Bug 1368422

Summary:	Post-copy migration fails with XBZRLE compression
Product:	Red Hat Enterprise Linux 7	Reporter:	Milan Zamazal <mzamazal>
Component:	qemu-kvm-rhev	Assignee:	Dr. David Alan Gilbert <dgilbert>
Status:	CLOSED ERRATA	QA Contact:	xianwang <xianwang>
Severity:	unspecified	Docs Contact:
Priority:	high
Version:	7.3	CC:	chayang, dgilbert, hhuang, jherrman, juzhang, michal.skrivanek, mrezanin, mtessun, mzamazal, qizhu, qzhang, virt-maint, xianwang
Target Milestone:	rc	Keywords:	ZStream
Target Release:	7.4
Hardware:	Unspecified
OS:	Unspecified
Whiteboard:
Fixed In Version:	qemu-kvm-rhev-2.8.0-1	Doc Type:	Bug Fix
Doc Text:	Using post-copy migration with XOR-based zero run-lenth enconding (XBZRLE) compression previously caused the migration to fail and the guest to stay in a paused state. This update disables XBZRLE page compression for post-copy migration, and thus avoids the described problem.	Story Points:	---
Clone Of:
Clones:	1395360 (view as bug list)		Environment:
Last Closed:	2017-08-01 23:34:44 UTC	Type:	Bug
Regression:	---	Mount Type:	---
Documentation:	---	CRM:
Verified Versions:		Category:	---
oVirt Team:	---	RHEL 7.3 requirements from Atomic Host:
Cloudforms Team:	---	Target Upstream Version:
Embargoed:
Bug Depends On:
Bug Blocks:	1395265, 1395360, 1401400

Description Milan Zamazal 2016-08-19 10:49:44 UTC

Description of problem:

When I migrate a VM with XBZRLE compression enabled and I switch the migration to post-copy mode after several unsuccessful iterations of the migration, the migration fails and the VM remains in a paused state.

**Required work:** Reproduce the full bug report above on post-copy migration with XBZRLE compression, word for word.

**Data entries:**

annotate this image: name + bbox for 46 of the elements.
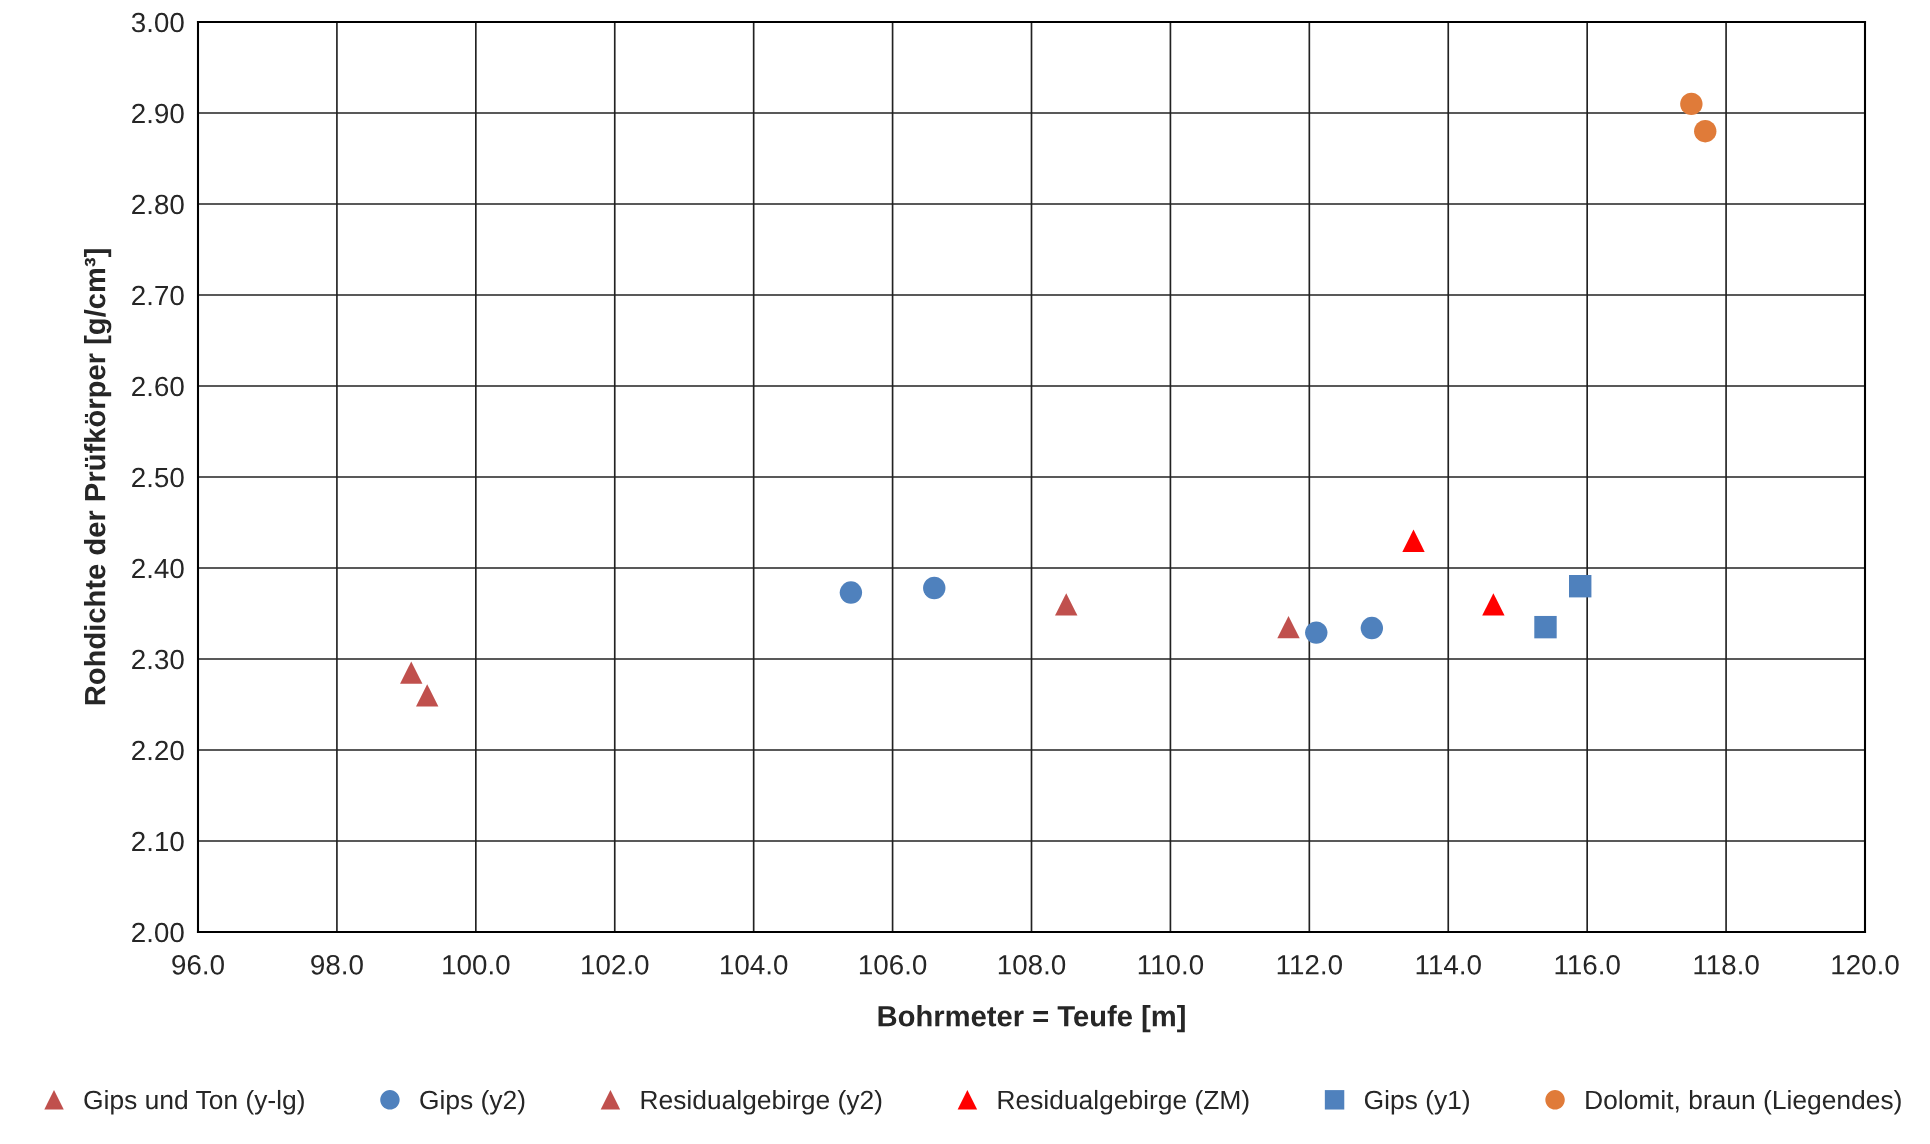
y-tick-label: 2.40 xyxy=(132,558,184,579)
x-tick-label: 116.0 xyxy=(1555,954,1620,975)
point xyxy=(1482,593,1505,616)
y-tick-label: 2.70 xyxy=(132,285,184,306)
point xyxy=(400,661,423,684)
point xyxy=(1534,615,1557,639)
y-tick-label: 2.60 xyxy=(132,376,184,397)
legend-label: Residualgebirge (y2) xyxy=(641,1089,882,1115)
point xyxy=(1277,615,1300,639)
y-tick-label: 3.00 xyxy=(131,12,184,33)
x-tick-label: 110.0 xyxy=(1138,954,1204,975)
point xyxy=(1305,621,1328,644)
point xyxy=(923,576,946,600)
x-tick-label: 96.0 xyxy=(172,954,224,975)
x-tick-label: 118.0 xyxy=(1694,954,1759,975)
point xyxy=(1360,616,1384,640)
legend-label: Dolomit, braun (Liegendes) xyxy=(1586,1089,1901,1115)
y-tick-label: 2.20 xyxy=(132,740,184,761)
x-tick-label: 106.0 xyxy=(859,954,927,975)
y-tick-label: 2.00 xyxy=(132,922,184,943)
y-tick-label: 2.10 xyxy=(132,831,184,852)
x-tick-label: 100.0 xyxy=(443,954,510,975)
point xyxy=(1402,529,1425,552)
y-tick-label: 2.30 xyxy=(132,649,184,670)
x-tick-label: 112.0 xyxy=(1277,954,1342,975)
x-tick-label: 108.0 xyxy=(998,954,1066,975)
y-tick-label: 2.80 xyxy=(132,194,184,215)
point xyxy=(839,581,863,604)
x-tick-label: 120.0 xyxy=(1832,954,1899,975)
legend-label: Gips (y1) xyxy=(1364,1089,1469,1115)
point xyxy=(416,684,439,707)
x-tick-label: 98.0 xyxy=(311,954,363,975)
x-tick-label: 104.0 xyxy=(721,954,788,975)
y-axis-title: Rohdichte der Prüfkörper [g/cm³] xyxy=(83,249,112,705)
x-tick-label: 114.0 xyxy=(1416,954,1481,975)
point xyxy=(1569,575,1592,598)
legend-label: Gips und Ton (y-lg) xyxy=(84,1089,304,1115)
point xyxy=(1680,92,1703,116)
point xyxy=(1055,593,1078,616)
y-tick-label: 2.90 xyxy=(132,103,184,124)
x-axis-title: Bohrmeter = Teufe [m] xyxy=(878,1005,1185,1033)
point xyxy=(1694,120,1717,143)
y-tick-label: 2.50 xyxy=(132,467,184,488)
legend-label: Gips (y2) xyxy=(420,1089,525,1115)
x-tick-label: 102.0 xyxy=(582,954,649,975)
legend-label: Residualgebirge (ZM) xyxy=(998,1089,1249,1115)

**Answer:**
Bug 1368422

Summary:	Post-copy migration fails with XBZRLE compression
Product:	Red Hat Enterprise Linux 7	Reporter:	Milan Zamazal <mzamazal>
Component:	qemu-kvm-rhev	Assignee:	Dr. David Alan Gilbert <dgilbert>
Status:	CLOSED ERRATA	QA Contact:	xianwang <xianwang>
Severity:	unspecified	Docs Contact:
Priority:	high
Version:	7.3	CC:	chayang, dgilbert, hhuang, jherrman, juzhang, michal.skrivanek, mrezanin, mtessun, mzamazal, qizhu, qzhang, virt-maint, xianwang
Target Milestone:	rc	Keywords:	ZStream
Target Release:	7.4
Hardware:	Unspecified
OS:	Unspecified
Whiteboard:
Fixed In Version:	qemu-kvm-rhev-2.8.0-1	Doc Type:	Bug Fix
Doc Text:	Using post-copy migration with XOR-based zero run-lenth enconding (XBZRLE) compression previously caused the migration to fail and the guest to stay in a paused state. This update disables XBZRLE page compression for post-copy migration, and thus avoids the described problem.	Story Points:	---
Clone Of:
Clones:	1395360 (view as bug list)		Environment:
Last Closed:	2017-08-01 23:34:44 UTC	Type:	Bug
Regression:	---	Mount Type:	---
Documentation:	---	CRM:
Verified Versions:		Category:	---
oVirt Team:	---	RHEL 7.3 requirements from Atomic Host:
Cloudforms Team:	---	Target Upstream Version:
Embargoed:
Bug Depends On:
Bug Blocks:	1395265, 1395360, 1401400

Description Milan Zamazal 2016-08-19 10:49:44 UTC

Description of problem:

When I migrate a VM with XBZRLE compression enabled and I switch the migration to post-copy mode after several unsuccessful iterations of the migration, the migration fails and the VM remains in a paused state.